▸ WHAT NEEDS TO BE DONE
Pick every line from the data that holds the word "number".

▸ DATA FOR THIS EXERCISE

━━━

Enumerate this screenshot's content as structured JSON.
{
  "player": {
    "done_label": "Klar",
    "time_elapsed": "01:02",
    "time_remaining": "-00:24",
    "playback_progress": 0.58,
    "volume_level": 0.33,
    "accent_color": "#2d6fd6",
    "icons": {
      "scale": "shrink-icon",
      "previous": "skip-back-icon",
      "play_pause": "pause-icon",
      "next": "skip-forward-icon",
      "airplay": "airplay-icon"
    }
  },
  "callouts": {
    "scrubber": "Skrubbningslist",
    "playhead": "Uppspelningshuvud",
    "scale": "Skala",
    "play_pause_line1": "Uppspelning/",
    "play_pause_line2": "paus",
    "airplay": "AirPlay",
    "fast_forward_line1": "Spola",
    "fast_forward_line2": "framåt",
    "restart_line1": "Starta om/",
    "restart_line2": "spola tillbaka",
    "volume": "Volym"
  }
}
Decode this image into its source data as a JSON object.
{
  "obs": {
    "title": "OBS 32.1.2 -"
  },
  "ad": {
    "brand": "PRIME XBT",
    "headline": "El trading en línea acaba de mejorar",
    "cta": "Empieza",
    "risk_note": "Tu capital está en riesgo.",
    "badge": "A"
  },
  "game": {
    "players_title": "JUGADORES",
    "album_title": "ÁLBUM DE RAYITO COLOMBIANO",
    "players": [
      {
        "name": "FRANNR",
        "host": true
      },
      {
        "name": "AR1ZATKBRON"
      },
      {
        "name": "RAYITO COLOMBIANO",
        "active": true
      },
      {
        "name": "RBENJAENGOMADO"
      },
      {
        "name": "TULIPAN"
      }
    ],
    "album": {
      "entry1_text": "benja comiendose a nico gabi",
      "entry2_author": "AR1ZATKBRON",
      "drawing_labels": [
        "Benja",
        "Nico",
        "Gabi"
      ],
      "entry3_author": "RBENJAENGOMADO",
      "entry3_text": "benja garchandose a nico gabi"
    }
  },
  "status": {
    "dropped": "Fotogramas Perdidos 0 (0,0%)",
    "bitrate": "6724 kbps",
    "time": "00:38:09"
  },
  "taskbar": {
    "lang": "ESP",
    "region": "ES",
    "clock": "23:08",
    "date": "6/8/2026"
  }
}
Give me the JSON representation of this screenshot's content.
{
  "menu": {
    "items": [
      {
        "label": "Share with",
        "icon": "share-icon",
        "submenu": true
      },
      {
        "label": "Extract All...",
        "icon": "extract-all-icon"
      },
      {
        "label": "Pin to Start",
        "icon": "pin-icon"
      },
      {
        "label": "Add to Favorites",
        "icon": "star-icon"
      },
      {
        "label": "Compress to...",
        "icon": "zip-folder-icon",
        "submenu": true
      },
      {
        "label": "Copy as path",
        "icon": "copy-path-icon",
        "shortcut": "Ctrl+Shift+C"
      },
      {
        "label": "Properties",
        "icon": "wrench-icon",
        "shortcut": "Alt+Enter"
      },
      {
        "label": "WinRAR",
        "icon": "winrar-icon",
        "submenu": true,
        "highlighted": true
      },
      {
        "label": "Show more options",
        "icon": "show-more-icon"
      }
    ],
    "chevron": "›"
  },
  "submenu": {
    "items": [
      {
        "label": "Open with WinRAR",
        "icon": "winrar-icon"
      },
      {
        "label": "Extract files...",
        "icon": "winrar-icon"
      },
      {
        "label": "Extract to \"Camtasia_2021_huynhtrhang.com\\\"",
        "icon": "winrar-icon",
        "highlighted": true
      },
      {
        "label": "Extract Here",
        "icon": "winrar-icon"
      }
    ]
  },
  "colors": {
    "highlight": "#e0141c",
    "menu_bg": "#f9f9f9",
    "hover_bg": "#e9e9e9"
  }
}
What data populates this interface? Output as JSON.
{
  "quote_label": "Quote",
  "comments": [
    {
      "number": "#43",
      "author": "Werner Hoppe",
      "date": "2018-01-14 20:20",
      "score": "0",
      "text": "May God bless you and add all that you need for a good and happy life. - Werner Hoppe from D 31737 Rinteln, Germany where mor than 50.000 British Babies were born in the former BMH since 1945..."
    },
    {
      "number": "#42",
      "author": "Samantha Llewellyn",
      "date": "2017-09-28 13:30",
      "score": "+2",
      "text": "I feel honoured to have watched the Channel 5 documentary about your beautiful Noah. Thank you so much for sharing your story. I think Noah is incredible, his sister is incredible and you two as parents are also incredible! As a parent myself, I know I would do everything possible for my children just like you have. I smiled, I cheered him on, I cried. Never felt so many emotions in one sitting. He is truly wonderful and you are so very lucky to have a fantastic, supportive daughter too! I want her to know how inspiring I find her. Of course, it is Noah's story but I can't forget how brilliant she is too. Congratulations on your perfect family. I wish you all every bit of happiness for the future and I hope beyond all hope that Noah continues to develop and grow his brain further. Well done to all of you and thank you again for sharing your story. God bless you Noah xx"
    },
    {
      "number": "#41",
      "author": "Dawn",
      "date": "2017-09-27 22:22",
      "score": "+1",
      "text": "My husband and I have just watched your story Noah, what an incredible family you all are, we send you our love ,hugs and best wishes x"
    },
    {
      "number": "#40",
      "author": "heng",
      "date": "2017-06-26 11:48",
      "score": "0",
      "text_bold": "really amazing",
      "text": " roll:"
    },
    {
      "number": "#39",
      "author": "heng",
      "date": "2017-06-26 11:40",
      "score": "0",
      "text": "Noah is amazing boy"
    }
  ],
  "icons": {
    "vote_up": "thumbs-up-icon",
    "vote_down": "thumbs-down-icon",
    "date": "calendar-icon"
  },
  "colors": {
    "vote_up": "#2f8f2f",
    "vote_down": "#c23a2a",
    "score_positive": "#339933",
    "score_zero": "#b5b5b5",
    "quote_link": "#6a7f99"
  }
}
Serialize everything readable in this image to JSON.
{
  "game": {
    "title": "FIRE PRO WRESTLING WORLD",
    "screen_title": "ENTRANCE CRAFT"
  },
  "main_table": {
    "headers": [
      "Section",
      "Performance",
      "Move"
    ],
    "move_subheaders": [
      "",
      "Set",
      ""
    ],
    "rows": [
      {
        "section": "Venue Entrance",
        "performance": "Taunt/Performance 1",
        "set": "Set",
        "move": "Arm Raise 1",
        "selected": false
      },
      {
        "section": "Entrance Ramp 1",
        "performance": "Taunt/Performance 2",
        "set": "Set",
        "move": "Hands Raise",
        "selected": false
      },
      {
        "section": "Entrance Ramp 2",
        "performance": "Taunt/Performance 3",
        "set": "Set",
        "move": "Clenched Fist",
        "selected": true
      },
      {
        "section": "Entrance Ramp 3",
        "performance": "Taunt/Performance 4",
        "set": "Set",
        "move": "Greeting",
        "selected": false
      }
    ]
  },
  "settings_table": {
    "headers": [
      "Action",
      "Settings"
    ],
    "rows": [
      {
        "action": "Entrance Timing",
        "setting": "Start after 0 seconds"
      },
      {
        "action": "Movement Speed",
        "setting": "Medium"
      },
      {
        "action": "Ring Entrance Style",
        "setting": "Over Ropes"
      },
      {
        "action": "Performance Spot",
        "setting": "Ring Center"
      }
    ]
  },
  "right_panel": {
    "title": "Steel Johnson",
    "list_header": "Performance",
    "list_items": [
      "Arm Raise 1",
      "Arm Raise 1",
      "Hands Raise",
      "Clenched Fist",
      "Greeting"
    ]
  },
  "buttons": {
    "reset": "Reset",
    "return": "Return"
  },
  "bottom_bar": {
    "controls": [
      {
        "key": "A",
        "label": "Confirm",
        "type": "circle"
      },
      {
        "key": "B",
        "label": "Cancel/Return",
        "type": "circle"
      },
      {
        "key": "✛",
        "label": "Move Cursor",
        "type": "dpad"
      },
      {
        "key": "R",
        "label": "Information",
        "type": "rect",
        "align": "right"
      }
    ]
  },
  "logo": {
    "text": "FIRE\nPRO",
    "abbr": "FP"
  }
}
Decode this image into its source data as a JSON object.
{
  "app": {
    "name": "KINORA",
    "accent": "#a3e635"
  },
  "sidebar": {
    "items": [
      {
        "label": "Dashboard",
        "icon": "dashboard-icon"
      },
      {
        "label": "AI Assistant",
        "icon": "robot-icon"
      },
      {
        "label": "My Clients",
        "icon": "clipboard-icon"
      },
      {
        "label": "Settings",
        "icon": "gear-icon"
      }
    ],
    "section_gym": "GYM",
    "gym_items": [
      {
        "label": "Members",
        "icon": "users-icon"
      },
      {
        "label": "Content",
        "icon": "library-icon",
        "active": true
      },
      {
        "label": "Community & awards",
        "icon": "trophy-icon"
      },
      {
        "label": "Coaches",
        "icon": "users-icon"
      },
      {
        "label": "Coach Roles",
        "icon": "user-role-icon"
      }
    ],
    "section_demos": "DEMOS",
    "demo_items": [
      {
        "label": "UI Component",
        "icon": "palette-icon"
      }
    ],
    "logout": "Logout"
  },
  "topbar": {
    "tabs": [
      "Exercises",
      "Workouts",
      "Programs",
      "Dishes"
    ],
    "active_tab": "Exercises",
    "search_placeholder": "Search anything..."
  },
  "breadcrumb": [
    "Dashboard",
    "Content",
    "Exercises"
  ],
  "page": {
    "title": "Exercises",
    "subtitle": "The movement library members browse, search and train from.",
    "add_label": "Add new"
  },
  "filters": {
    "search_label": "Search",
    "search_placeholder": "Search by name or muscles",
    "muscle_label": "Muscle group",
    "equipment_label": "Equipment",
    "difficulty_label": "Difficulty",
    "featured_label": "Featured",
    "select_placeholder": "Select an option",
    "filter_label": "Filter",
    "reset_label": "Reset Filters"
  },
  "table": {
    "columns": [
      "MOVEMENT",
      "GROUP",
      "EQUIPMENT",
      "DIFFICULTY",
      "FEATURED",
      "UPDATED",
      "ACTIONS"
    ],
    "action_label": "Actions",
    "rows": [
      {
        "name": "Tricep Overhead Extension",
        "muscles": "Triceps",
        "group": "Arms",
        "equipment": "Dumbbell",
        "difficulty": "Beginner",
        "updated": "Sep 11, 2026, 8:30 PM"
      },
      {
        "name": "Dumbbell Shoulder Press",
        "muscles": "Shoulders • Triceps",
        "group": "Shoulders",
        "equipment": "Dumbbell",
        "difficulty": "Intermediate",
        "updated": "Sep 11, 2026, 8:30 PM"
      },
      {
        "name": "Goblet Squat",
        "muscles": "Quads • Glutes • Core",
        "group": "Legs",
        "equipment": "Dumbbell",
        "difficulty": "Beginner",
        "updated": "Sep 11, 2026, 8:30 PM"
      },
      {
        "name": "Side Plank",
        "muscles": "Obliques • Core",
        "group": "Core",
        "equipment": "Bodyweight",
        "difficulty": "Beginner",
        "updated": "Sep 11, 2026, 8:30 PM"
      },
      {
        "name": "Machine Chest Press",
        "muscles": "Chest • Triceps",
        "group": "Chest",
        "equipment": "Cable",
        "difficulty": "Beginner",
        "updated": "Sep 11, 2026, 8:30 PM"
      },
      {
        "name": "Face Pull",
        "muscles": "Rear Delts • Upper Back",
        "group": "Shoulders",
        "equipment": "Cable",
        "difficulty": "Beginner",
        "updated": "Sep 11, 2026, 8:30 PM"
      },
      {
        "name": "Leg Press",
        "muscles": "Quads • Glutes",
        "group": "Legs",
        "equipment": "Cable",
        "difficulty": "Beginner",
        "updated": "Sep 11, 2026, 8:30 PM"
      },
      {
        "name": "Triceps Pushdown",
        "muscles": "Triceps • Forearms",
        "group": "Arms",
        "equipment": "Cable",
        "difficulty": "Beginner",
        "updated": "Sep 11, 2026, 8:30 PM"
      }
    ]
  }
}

━━━

▸ OUTPUT BELOW
      "number": "#43",
      "number": "#42",
      "number": "#41",
      "number": "#40",
      "number": "#39",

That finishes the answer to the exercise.